Given request: Write out all the lines again, precisely as they stand, but without the images.

Input records:

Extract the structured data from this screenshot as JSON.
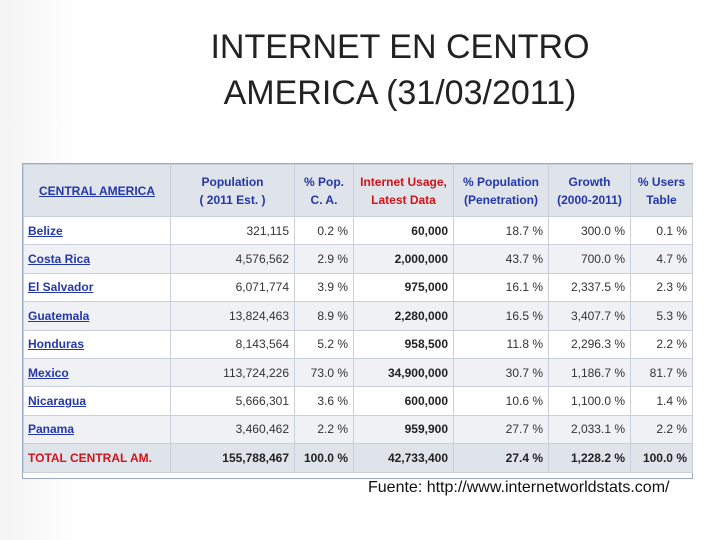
{
  "title_line1": "INTERNET EN CENTRO",
  "title_line2": "AMERICA (31/03/2011)",
  "table": {
    "headers": [
      {
        "line1": "CENTRAL AMERICA",
        "line2": ""
      },
      {
        "line1": "Population",
        "line2": "( 2011 Est. )"
      },
      {
        "line1": "% Pop.",
        "line2": "C. A."
      },
      {
        "line1": "Internet Usage,",
        "line2": "Latest Data"
      },
      {
        "line1": "% Population",
        "line2": "(Penetration)"
      },
      {
        "line1": "Growth",
        "line2": "(2000-2011)"
      },
      {
        "line1": "% Users",
        "line2": "Table"
      }
    ],
    "rows": [
      [
        "Belize",
        "321,115",
        "0.2 %",
        "60,000",
        "18.7 %",
        "300.0 %",
        "0.1 %"
      ],
      [
        "Costa Rica",
        "4,576,562",
        "2.9 %",
        "2,000,000",
        "43.7 %",
        "700.0 %",
        "4.7 %"
      ],
      [
        "El Salvador",
        "6,071,774",
        "3.9 %",
        "975,000",
        "16.1 %",
        "2,337.5 %",
        "2.3 %"
      ],
      [
        "Guatemala",
        "13,824,463",
        "8.9 %",
        "2,280,000",
        "16.5 %",
        "3,407.7 %",
        "5.3 %"
      ],
      [
        "Honduras",
        "8,143,564",
        "5.2 %",
        "958,500",
        "11.8 %",
        "2,296.3 %",
        "2.2 %"
      ],
      [
        "Mexico",
        "113,724,226",
        "73.0 %",
        "34,900,000",
        "30.7 %",
        "1,186.7 %",
        "81.7 %"
      ],
      [
        "Nicaragua",
        "5,666,301",
        "3.6 %",
        "600,000",
        "10.6 %",
        "1,100.0 %",
        "1.4 %"
      ],
      [
        "Panama",
        "3,460,462",
        "2.2 %",
        "959,900",
        "27.7 %",
        "2,033.1 %",
        "2.2 %"
      ]
    ],
    "total": [
      "TOTAL CENTRAL AM.",
      "155,788,467",
      "100.0 %",
      "42,733,400",
      "27.4 %",
      "1,228.2 %",
      "100.0 %"
    ]
  },
  "source": "Fuente: http://www.internetworldstats.com/",
  "colors": {
    "header_blue": "#2437a8",
    "header_red": "#d1141a",
    "header_bg": "#dfe3ea"
  }
}
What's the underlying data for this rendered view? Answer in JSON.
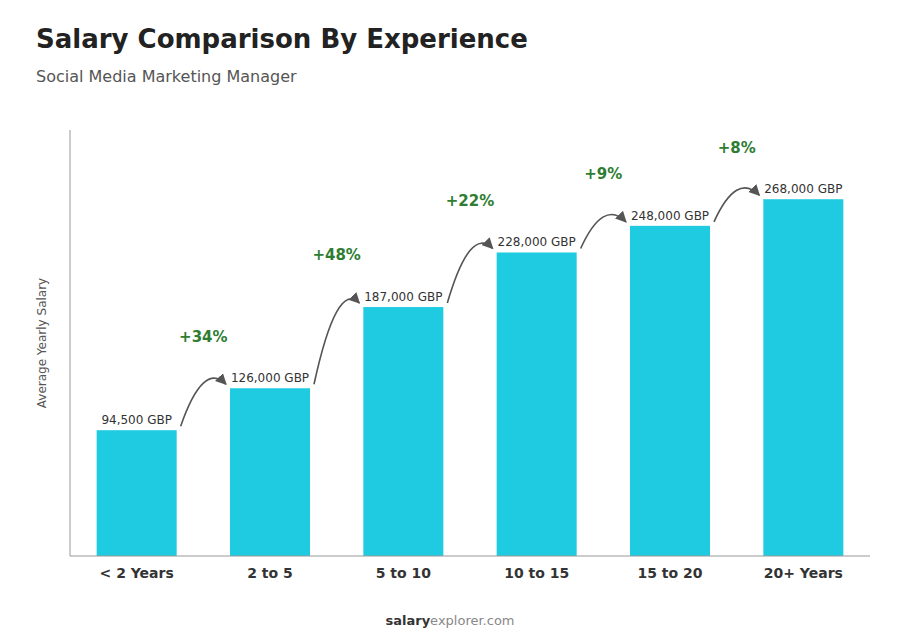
{
  "chart_data": {
    "type": "bar",
    "title": "Salary Comparison By Experience",
    "subtitle": "Social Media Marketing Manager",
    "categories": [
      "< 2 Years",
      "2 to 5",
      "5 to 10",
      "10 to 15",
      "15 to 20",
      "20+ Years"
    ],
    "values": [
      94500,
      126000,
      187000,
      228000,
      248000,
      268000
    ],
    "value_labels": [
      "94,500 GBP",
      "126,000 GBP",
      "187,000 GBP",
      "228,000 GBP",
      "248,000 GBP",
      "268,000 GBP"
    ],
    "data_labels": true,
    "annotations": [
      "+34%",
      "+48%",
      "+22%",
      "+9%",
      "+8%"
    ],
    "ylabel": "Average Yearly Salary",
    "footer": [
      "salary",
      "explorer.com"
    ],
    "color": "#1ecbe1",
    "ylim": [
      0,
      320000
    ],
    "tick_labels": "x"
  }
}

Solution below:
Extract the structured data from this screenshot as JSON.
{
  "title_line1": "INTERNET EN CENTRO",
  "title_line2": "AMERICA (31/03/2011)",
  "table": {
    "headers": [
      {
        "line1": "CENTRAL AMERICA",
        "line2": ""
      },
      {
        "line1": "Population",
        "line2": "( 2011 Est. )"
      },
      {
        "line1": "% Pop.",
        "line2": "C. A."
      },
      {
        "line1": "Internet Usage,",
        "line2": "Latest Data"
      },
      {
        "line1": "% Population",
        "line2": "(Penetration)"
      },
      {
        "line1": "Growth",
        "line2": "(2000-2011)"
      },
      {
        "line1": "% Users",
        "line2": "Table"
      }
    ],
    "rows": [
      [
        "Belize",
        "321,115",
        "0.2 %",
        "60,000",
        "18.7 %",
        "300.0 %",
        "0.1 %"
      ],
      [
        "Costa Rica",
        "4,576,562",
        "2.9 %",
        "2,000,000",
        "43.7 %",
        "700.0 %",
        "4.7 %"
      ],
      [
        "El Salvador",
        "6,071,774",
        "3.9 %",
        "975,000",
        "16.1 %",
        "2,337.5 %",
        "2.3 %"
      ],
      [
        "Guatemala",
        "13,824,463",
        "8.9 %",
        "2,280,000",
        "16.5 %",
        "3,407.7 %",
        "5.3 %"
      ],
      [
        "Honduras",
        "8,143,564",
        "5.2 %",
        "958,500",
        "11.8 %",
        "2,296.3 %",
        "2.2 %"
      ],
      [
        "Mexico",
        "113,724,226",
        "73.0 %",
        "34,900,000",
        "30.7 %",
        "1,186.7 %",
        "81.7 %"
      ],
      [
        "Nicaragua",
        "5,666,301",
        "3.6 %",
        "600,000",
        "10.6 %",
        "1,100.0 %",
        "1.4 %"
      ],
      [
        "Panama",
        "3,460,462",
        "2.2 %",
        "959,900",
        "27.7 %",
        "2,033.1 %",
        "2.2 %"
      ]
    ],
    "total": [
      "TOTAL CENTRAL AM.",
      "155,788,467",
      "100.0 %",
      "42,733,400",
      "27.4 %",
      "1,228.2 %",
      "100.0 %"
    ]
  },
  "source": "Fuente: http://www.internetworldstats.com/",
  "colors": {
    "header_blue": "#2437a8",
    "header_red": "#d1141a",
    "header_bg": "#dfe3ea"
  }
}
What's the underlying data for this rendered view? Answer in JSON.
{
  "chart_data": {
    "type": "bar",
    "title": "Salary Comparison By Experience",
    "subtitle": "Social Media Marketing Manager",
    "categories": [
      "< 2 Years",
      "2 to 5",
      "5 to 10",
      "10 to 15",
      "15 to 20",
      "20+ Years"
    ],
    "values": [
      94500,
      126000,
      187000,
      228000,
      248000,
      268000
    ],
    "value_labels": [
      "94,500 GBP",
      "126,000 GBP",
      "187,000 GBP",
      "228,000 GBP",
      "248,000 GBP",
      "268,000 GBP"
    ],
    "data_labels": true,
    "annotations": [
      "+34%",
      "+48%",
      "+22%",
      "+9%",
      "+8%"
    ],
    "ylabel": "Average Yearly Salary",
    "footer": [
      "salary",
      "explorer.com"
    ],
    "color": "#1ecbe1",
    "ylim": [
      0,
      320000
    ],
    "tick_labels": "x"
  }
}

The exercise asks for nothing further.